* [What is needed] Count the lines of the data below that contain the string "图像属性", and reply with the number alone.

[Spatial layout data]
--------------------------------

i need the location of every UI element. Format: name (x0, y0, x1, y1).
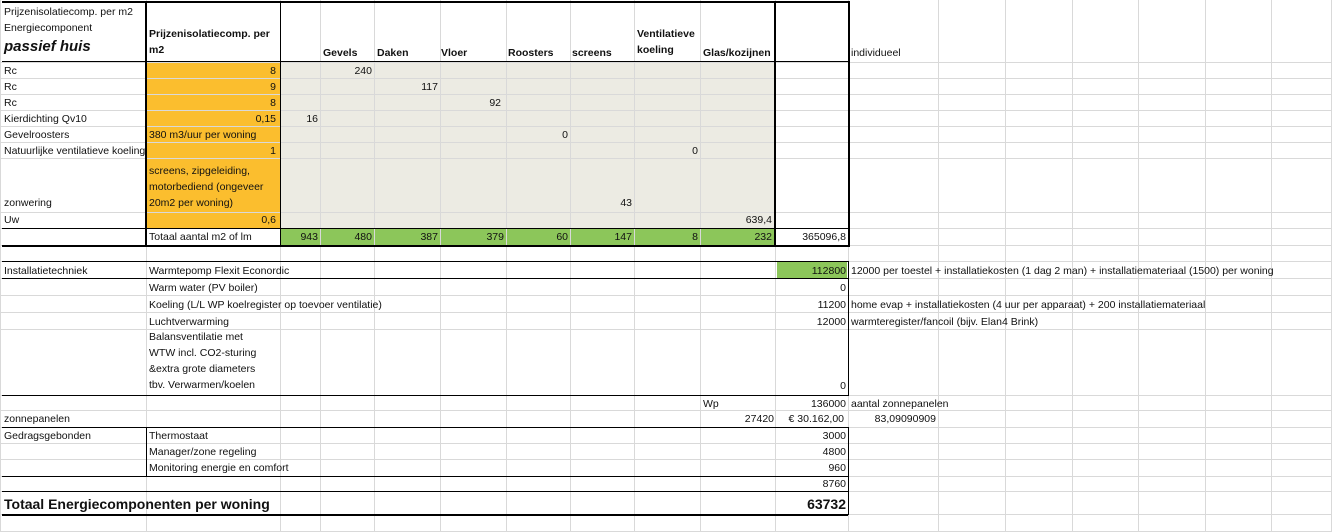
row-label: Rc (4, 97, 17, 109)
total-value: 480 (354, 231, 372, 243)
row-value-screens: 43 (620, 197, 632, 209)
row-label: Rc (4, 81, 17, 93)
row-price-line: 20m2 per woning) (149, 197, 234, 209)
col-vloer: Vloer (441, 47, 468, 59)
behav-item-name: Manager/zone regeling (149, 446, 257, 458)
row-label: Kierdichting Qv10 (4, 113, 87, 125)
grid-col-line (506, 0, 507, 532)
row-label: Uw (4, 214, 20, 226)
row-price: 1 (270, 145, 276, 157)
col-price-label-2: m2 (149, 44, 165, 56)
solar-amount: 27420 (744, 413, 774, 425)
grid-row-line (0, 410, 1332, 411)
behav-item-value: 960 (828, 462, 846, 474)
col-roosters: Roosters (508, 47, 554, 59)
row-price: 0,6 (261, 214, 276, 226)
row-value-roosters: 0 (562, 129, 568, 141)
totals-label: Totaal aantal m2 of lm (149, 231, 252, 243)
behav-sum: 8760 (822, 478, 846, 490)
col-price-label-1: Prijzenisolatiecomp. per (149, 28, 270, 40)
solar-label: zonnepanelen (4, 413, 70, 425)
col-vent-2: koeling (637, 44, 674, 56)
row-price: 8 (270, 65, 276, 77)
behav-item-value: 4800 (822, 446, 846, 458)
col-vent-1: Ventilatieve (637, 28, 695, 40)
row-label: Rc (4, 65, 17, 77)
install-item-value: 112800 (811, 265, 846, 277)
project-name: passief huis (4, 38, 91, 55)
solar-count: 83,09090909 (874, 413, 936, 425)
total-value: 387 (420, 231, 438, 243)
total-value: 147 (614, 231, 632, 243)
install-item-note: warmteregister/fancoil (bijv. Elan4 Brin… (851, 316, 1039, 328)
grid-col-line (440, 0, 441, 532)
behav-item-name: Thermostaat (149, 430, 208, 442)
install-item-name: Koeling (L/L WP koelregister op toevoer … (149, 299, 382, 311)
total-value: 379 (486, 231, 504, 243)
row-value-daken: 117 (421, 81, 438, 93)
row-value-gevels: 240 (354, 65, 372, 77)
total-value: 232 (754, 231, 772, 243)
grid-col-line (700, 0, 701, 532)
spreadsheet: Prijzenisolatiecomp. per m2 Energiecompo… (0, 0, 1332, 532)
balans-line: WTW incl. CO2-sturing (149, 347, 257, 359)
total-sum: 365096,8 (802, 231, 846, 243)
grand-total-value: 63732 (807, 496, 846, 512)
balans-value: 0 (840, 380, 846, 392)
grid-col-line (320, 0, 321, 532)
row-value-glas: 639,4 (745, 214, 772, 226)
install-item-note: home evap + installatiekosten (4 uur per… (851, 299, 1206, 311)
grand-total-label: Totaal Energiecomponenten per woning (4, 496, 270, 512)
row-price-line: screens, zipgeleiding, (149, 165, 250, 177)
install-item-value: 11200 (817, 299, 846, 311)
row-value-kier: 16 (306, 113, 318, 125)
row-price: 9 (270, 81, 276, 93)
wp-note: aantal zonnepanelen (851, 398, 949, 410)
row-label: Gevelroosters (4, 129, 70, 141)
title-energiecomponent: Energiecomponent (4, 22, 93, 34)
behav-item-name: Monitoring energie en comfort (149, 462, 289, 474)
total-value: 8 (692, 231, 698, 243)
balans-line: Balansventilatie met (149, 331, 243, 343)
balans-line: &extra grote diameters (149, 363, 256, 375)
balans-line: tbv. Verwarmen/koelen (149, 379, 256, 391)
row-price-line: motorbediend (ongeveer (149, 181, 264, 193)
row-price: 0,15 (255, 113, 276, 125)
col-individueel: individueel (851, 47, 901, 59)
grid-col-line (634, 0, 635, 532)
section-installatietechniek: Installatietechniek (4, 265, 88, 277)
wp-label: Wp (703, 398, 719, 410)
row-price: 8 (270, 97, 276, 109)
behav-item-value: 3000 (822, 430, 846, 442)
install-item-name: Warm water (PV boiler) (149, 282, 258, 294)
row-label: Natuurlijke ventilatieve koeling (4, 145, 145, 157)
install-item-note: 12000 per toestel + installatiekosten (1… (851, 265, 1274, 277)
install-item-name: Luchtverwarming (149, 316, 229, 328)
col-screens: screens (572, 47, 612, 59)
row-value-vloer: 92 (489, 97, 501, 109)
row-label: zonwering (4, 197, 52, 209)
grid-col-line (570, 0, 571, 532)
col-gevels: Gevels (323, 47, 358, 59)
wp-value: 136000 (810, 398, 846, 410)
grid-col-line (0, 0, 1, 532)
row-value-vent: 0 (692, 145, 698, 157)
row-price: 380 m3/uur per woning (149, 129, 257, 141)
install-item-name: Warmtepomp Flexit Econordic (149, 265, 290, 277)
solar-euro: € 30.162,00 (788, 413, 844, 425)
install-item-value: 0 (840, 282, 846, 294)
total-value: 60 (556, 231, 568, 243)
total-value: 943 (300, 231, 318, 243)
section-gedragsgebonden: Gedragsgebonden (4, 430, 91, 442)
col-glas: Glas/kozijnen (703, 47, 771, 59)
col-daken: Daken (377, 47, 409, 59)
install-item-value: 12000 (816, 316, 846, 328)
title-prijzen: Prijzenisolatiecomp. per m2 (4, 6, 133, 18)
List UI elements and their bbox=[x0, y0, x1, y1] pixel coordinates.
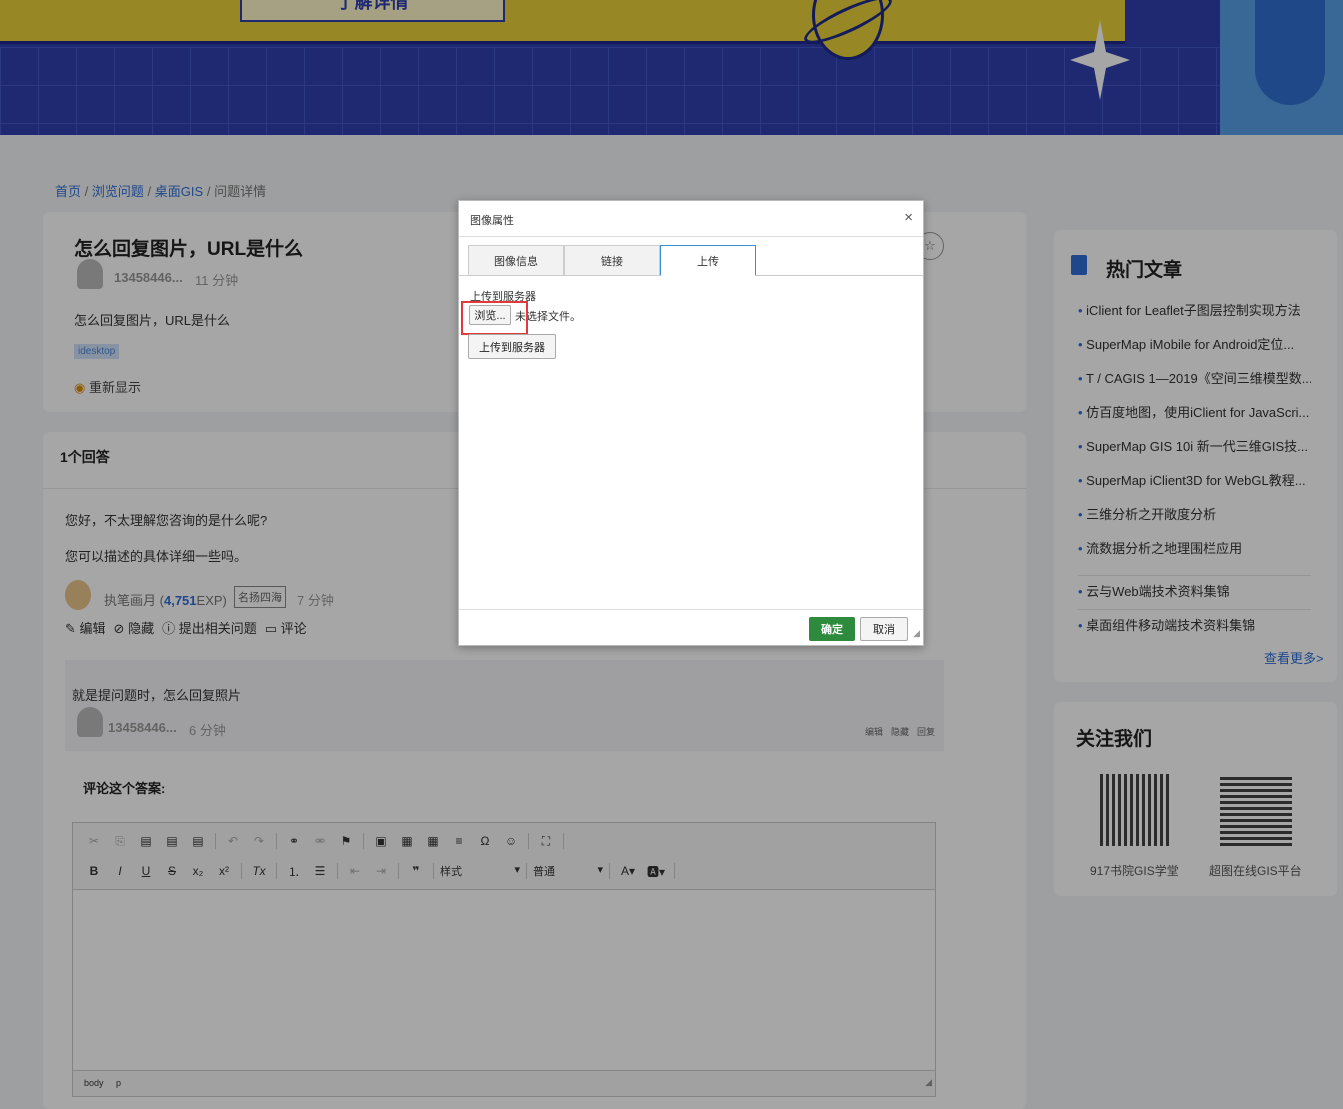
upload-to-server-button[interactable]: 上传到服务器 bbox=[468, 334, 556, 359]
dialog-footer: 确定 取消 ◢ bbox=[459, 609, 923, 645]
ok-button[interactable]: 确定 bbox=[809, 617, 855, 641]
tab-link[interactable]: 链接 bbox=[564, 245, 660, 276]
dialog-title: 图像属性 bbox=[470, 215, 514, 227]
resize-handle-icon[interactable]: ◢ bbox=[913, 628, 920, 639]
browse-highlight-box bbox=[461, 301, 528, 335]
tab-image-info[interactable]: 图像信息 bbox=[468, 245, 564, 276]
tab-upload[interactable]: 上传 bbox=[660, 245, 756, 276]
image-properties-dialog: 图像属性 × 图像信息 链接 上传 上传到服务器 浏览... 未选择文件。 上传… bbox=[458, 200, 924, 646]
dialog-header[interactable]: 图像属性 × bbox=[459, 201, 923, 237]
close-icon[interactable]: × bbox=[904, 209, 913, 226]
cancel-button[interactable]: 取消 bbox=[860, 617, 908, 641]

--------------------------------

* [Solution to this problem] 3